Exercise material
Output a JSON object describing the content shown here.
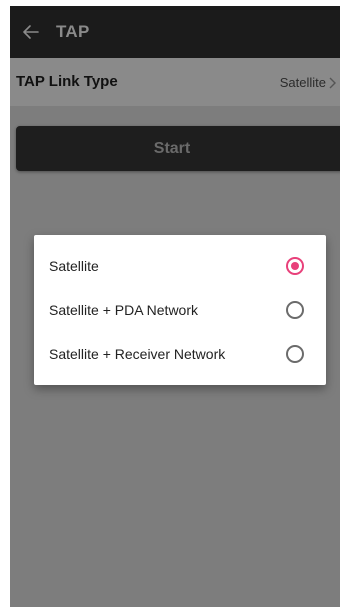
{
  "appbar": {
    "title": "TAP",
    "back_icon": "arrow-left-icon"
  },
  "link_type_row": {
    "label": "TAP Link Type",
    "value": "Satellite",
    "chevron_icon": "chevron-right-icon"
  },
  "start_button": {
    "label": "Start"
  },
  "dialog": {
    "options": [
      {
        "label": "Satellite",
        "selected": true
      },
      {
        "label": "Satellite + PDA Network",
        "selected": false
      },
      {
        "label": "Satellite + Receiver Network",
        "selected": false
      }
    ],
    "accent_color": "#e8407a"
  }
}
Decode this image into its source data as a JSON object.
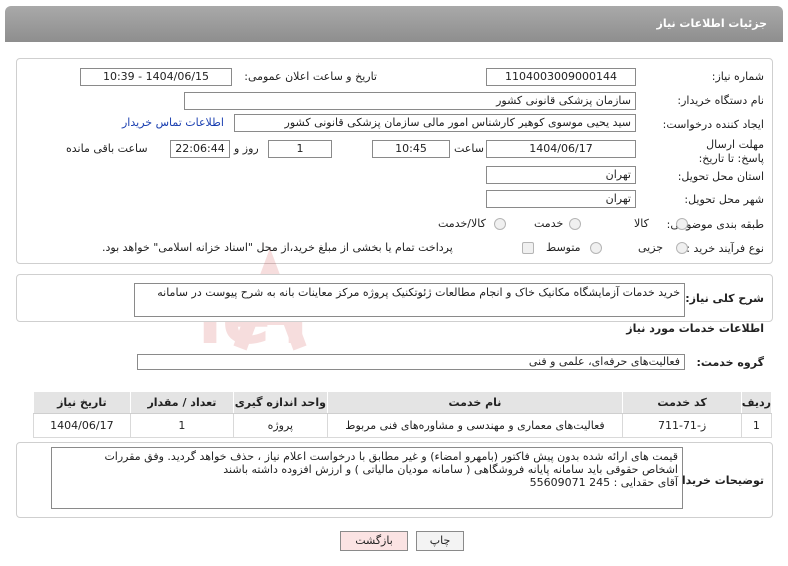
{
  "header": {
    "title": "جزئیات اطلاعات نیاز"
  },
  "form": {
    "need_number_label": "شماره نیاز:",
    "need_number": "1104003009000144",
    "announce_label": "تاریخ و ساعت اعلان عمومی:",
    "announce_value": "1404/06/15 - 10:39",
    "buyer_org_label": "نام دستگاه خریدار:",
    "buyer_org": "سازمان پزشکی قانونی کشور",
    "creator_label": "ایجاد کننده درخواست:",
    "creator": "سید یحیی موسوی کوهیر کارشناس امور مالی سازمان پزشکی قانونی کشور",
    "contact_link": "اطلاعات تماس خریدار",
    "deadline_label": "مهلت ارسال پاسخ: تا تاریخ:",
    "deadline_date": "1404/06/17",
    "time_label": "ساعت",
    "deadline_time": "10:45",
    "days_value": "1",
    "days_label": "روز و",
    "remaining_time": "22:06:44",
    "remaining_label": "ساعت باقی مانده",
    "province_label": "استان محل تحویل:",
    "province": "تهران",
    "city_label": "شهر محل تحویل:",
    "city": "تهران",
    "category_label": "طبقه بندی موضوعی:",
    "category_options": [
      "کالا",
      "خدمت",
      "کالا/خدمت"
    ],
    "process_label": "نوع فرآیند خرید :",
    "process_options": [
      "جزیی",
      "متوسط"
    ],
    "payment_note": "پرداخت تمام یا بخشی از مبلغ خرید،از محل \"اسناد خزانه اسلامی\" خواهد بود."
  },
  "summary": {
    "label": "شرح کلی نیاز:",
    "text": "خرید خدمات آزمایشگاه مکانیک خاک و انجام مطالعات ژئوتکنیک پروژه مرکز معاینات بانه  به شرح پیوست در سامانه"
  },
  "services": {
    "section_title": "اطلاعات خدمات مورد نیاز",
    "group_label": "گروه خدمت:",
    "group_value": "فعالیت‌های حرفه‌ای، علمی و فنی",
    "columns": [
      "ردیف",
      "کد خدمت",
      "نام خدمت",
      "واحد اندازه گیری",
      "تعداد / مقدار",
      "تاریخ نیاز"
    ],
    "rows": [
      [
        "1",
        "ز-71-711",
        "فعالیت‌های معماری و مهندسی و مشاوره‌های فنی مربوط",
        "پروژه",
        "1",
        "1404/06/17"
      ]
    ]
  },
  "buyer_notes": {
    "label": "توضیحات خریدار:",
    "line1": "قیمت های ارائه شده بدون پیش فاکتور (بامهرو امضاء) و غیر مطابق با درخواست اعلام نیاز  ، حذف خواهد گردید. وفق مقررات",
    "line2": "اشخاص حقوقی باید سامانه پایانه فروشگاهی ( سامانه مودیان مالیاتی ) و ارزش افزوده  داشته باشند",
    "line3": "آقای حقدایی  :   245       55609071"
  },
  "buttons": {
    "print": "چاپ",
    "back": "بازگشت"
  },
  "colors": {
    "header": "#9a9a9a",
    "link": "#1a3fb0",
    "back_button": "#fbe3e3"
  },
  "watermark_icon": "ariatender-logo"
}
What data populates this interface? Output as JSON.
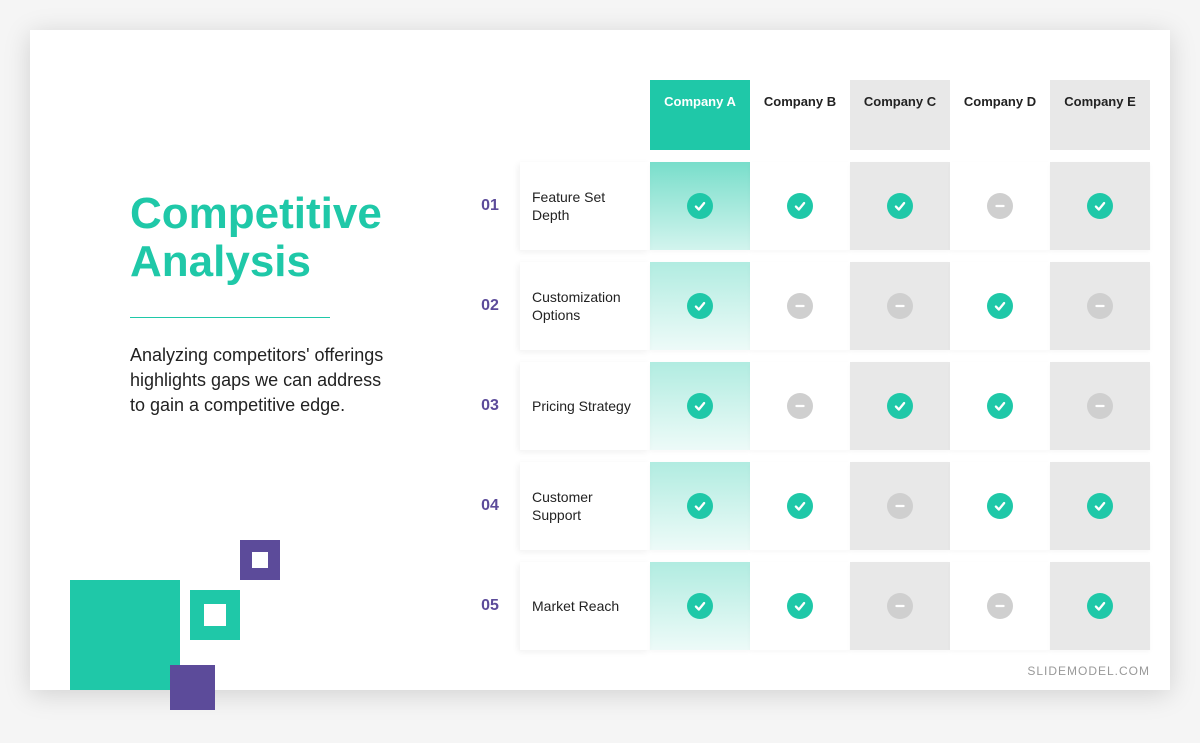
{
  "title": "Competitive Analysis",
  "description": "Analyzing competitors' offerings highlights gaps we can address to gain a competitive edge.",
  "watermark": "SLIDEMODEL.COM",
  "companies": [
    "Company A",
    "Company B",
    "Company C",
    "Company D",
    "Company E"
  ],
  "feature_rows": [
    {
      "num": "01",
      "label": "Feature Set Depth"
    },
    {
      "num": "02",
      "label": "Customization Options"
    },
    {
      "num": "03",
      "label": "Pricing Strategy"
    },
    {
      "num": "04",
      "label": "Customer Support"
    },
    {
      "num": "05",
      "label": "Market Reach"
    }
  ],
  "chart_data": {
    "type": "table",
    "title": "Competitive Analysis",
    "columns": [
      "Company A",
      "Company B",
      "Company C",
      "Company D",
      "Company E"
    ],
    "rows": [
      "Feature Set Depth",
      "Customization Options",
      "Pricing Strategy",
      "Customer Support",
      "Market Reach"
    ],
    "values": [
      [
        true,
        true,
        true,
        false,
        true
      ],
      [
        true,
        false,
        false,
        true,
        false
      ],
      [
        true,
        false,
        true,
        true,
        false
      ],
      [
        true,
        true,
        false,
        true,
        true
      ],
      [
        true,
        true,
        false,
        false,
        true
      ]
    ],
    "highlight_column": 0
  }
}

Brief
Show each line holding the word "درخواست".

Output below
    "creator_label": "ایجاد کننده درخواست:",
    "line1": "قیمت های ارائه شده بدون پیش فاکتور (بامهرو امضاء) و غیر مطابق با درخواست اعلام نیاز  ، حذف خواهد گردید. وفق مقررات",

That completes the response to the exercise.